Перечни областей и меток
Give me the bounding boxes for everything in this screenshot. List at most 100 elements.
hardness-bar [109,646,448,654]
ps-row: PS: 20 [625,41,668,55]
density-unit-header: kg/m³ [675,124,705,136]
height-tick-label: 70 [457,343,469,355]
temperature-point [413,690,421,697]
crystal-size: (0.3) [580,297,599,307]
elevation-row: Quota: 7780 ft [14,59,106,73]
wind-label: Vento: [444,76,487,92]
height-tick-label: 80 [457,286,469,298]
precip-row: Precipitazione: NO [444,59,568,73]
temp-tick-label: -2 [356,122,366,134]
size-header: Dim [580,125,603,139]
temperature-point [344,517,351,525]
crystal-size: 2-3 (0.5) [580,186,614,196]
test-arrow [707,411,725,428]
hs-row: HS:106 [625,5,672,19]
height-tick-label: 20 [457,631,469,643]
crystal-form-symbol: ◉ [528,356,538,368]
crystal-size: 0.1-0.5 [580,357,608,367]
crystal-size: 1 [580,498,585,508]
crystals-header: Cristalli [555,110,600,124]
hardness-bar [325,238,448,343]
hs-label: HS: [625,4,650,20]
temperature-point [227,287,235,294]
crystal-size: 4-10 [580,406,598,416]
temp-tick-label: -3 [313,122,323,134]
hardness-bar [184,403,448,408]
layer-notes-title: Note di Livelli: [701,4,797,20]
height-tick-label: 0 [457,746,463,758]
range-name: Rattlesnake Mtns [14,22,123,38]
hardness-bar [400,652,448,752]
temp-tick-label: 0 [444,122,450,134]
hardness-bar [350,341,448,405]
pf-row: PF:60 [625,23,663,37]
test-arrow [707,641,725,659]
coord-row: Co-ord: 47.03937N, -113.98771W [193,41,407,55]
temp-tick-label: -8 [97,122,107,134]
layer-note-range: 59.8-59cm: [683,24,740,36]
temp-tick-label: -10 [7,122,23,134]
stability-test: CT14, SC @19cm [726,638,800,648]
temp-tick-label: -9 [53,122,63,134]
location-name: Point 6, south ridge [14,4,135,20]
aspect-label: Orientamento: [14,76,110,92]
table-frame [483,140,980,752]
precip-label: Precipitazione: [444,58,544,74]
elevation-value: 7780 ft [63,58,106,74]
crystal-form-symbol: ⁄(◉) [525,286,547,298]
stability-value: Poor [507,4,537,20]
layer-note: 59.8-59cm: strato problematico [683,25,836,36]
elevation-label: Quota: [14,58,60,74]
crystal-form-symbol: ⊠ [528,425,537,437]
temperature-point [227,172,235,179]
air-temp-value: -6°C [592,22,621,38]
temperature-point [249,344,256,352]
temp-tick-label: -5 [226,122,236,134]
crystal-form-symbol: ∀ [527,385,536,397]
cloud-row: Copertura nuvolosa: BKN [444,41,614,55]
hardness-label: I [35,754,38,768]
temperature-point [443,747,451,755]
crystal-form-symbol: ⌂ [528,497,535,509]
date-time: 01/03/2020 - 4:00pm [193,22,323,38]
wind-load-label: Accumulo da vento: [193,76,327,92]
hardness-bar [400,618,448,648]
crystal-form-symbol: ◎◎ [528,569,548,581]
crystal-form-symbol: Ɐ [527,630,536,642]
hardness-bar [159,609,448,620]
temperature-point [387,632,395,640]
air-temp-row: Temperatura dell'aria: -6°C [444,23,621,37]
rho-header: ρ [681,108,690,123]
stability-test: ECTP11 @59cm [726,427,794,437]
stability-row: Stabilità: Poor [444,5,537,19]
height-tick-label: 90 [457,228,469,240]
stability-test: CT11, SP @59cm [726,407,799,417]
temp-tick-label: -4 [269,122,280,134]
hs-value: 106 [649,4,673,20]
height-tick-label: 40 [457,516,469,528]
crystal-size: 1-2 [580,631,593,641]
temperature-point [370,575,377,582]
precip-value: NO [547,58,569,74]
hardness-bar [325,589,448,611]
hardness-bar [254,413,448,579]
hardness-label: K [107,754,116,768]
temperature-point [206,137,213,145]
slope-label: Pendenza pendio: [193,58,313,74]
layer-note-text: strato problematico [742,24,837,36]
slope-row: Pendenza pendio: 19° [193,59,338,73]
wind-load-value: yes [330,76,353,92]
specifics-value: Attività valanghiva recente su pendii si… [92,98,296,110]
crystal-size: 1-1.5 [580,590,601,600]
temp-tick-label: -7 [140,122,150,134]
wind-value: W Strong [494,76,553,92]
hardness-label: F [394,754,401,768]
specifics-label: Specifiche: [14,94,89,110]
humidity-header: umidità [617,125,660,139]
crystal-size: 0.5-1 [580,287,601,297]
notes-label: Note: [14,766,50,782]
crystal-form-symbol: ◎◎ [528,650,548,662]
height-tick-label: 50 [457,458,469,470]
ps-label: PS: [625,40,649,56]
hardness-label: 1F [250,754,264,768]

Формулировка задания: Замените во всех записях «hardness-bar» на «hardness-column» и приведите строки заново, больше ничего не меняя.

Ответ к упражнению:
Give me the bounding boxes for everything in this screenshot. List at most 100 elements.
hardness-column [109,646,448,654]
ps-row: PS: 20 [625,41,668,55]
density-unit-header: kg/m³ [675,124,705,136]
height-tick-label: 70 [457,343,469,355]
temperature-point [413,690,421,697]
crystal-size: (0.3) [580,297,599,307]
elevation-row: Quota: 7780 ft [14,59,106,73]
wind-label: Vento: [444,76,487,92]
height-tick-label: 80 [457,286,469,298]
precip-row: Precipitazione: NO [444,59,568,73]
temp-tick-label: -2 [356,122,366,134]
size-header: Dim [580,125,603,139]
temperature-point [344,517,351,525]
crystal-size: 2-3 (0.5) [580,186,614,196]
test-arrow [707,411,725,428]
hs-row: HS:106 [625,5,672,19]
height-tick-label: 20 [457,631,469,643]
crystal-form-symbol: ◉ [528,356,538,368]
crystal-size: 0.1-0.5 [580,357,608,367]
crystal-size: 1 [580,498,585,508]
crystals-header: Cristalli [555,110,600,124]
hardness-column [325,238,448,343]
hs-label: HS: [625,4,650,20]
temperature-point [227,287,235,294]
crystal-size: 4-10 [580,406,598,416]
temp-tick-label: -3 [313,122,323,134]
hardness-column [184,403,448,408]
layer-notes-title: Note di Livelli: [701,4,797,20]
height-tick-label: 0 [457,746,463,758]
range-name: Rattlesnake Mtns [14,22,123,38]
hardness-column [400,652,448,752]
temp-tick-label: 0 [444,122,450,134]
hardness-column [350,341,448,405]
pf-row: PF:60 [625,23,663,37]
test-arrow [707,641,725,659]
coord-row: Co-ord: 47.03937N, -113.98771W [193,41,407,55]
temp-tick-label: -8 [97,122,107,134]
layer-note-range: 59.8-59cm: [683,24,740,36]
temp-tick-label: -10 [7,122,23,134]
stability-test: CT14, SC @19cm [726,638,800,648]
temp-tick-label: -9 [53,122,63,134]
location-name: Point 6, south ridge [14,4,135,20]
aspect-label: Orientamento: [14,76,110,92]
table-frame [483,140,980,752]
precip-label: Precipitazione: [444,58,544,74]
elevation-value: 7780 ft [63,58,106,74]
crystal-form-symbol: ⁄(◉) [525,286,547,298]
stability-value: Poor [507,4,537,20]
layer-note: 59.8-59cm: strato problematico [683,25,836,36]
elevation-label: Quota: [14,58,60,74]
crystal-form-symbol: ⊠ [528,425,537,437]
temperature-point [227,172,235,179]
air-temp-value: -6°C [592,22,621,38]
temperature-point [249,344,256,352]
temp-tick-label: -5 [226,122,236,134]
crystal-form-symbol: ∀ [527,385,536,397]
cloud-row: Copertura nuvolosa: BKN [444,41,614,55]
hardness-label: I [35,754,38,768]
temperature-point [443,747,451,755]
crystal-form-symbol: ⌂ [528,497,535,509]
date-time: 01/03/2020 - 4:00pm [193,22,323,38]
wind-load-label: Accumulo da vento: [193,76,327,92]
hardness-column [400,618,448,648]
crystal-form-symbol: ◎◎ [528,569,548,581]
crystal-form-symbol: Ɐ [527,630,536,642]
hardness-column [159,609,448,620]
temperature-point [387,632,395,640]
air-temp-row: Temperatura dell'aria: -6°C [444,23,621,37]
rho-header: ρ [681,108,690,123]
stability-test: ECTP11 @59cm [726,427,794,437]
stability-row: Stabilità: Poor [444,5,537,19]
height-tick-label: 90 [457,228,469,240]
stability-test: CT11, SP @59cm [726,407,799,417]
temp-tick-label: -4 [269,122,280,134]
hs-value: 106 [649,4,673,20]
height-tick-label: 40 [457,516,469,528]
crystal-size: 1-2 [580,631,593,641]
temperature-point [370,575,377,582]
precip-value: NO [547,58,569,74]
hardness-column [325,589,448,611]
hardness-column [254,413,448,579]
hardness-label: K [107,754,116,768]
temperature-point [206,137,213,145]
slope-label: Pendenza pendio: [193,58,313,74]
layer-note-text: strato problematico [742,24,837,36]
slope-row: Pendenza pendio: 19° [193,59,338,73]
wind-load-value: yes [330,76,353,92]
specifics-value: Attività valanghiva recente su pendii si… [92,98,296,110]
crystal-size: 1-1.5 [580,590,601,600]
temp-tick-label: -7 [140,122,150,134]
wind-value: W Strong [494,76,553,92]
hardness-label: F [394,754,401,768]
specifics-label: Specifiche: [14,94,89,110]
humidity-header: umidità [617,125,660,139]
crystal-size: 0.5-1 [580,287,601,297]
notes-label: Note: [14,766,50,782]
crystal-form-symbol: ◎◎ [528,650,548,662]
height-tick-label: 50 [457,458,469,470]
ps-label: PS: [625,40,649,56]
hardness-label: 1F [250,754,264,768]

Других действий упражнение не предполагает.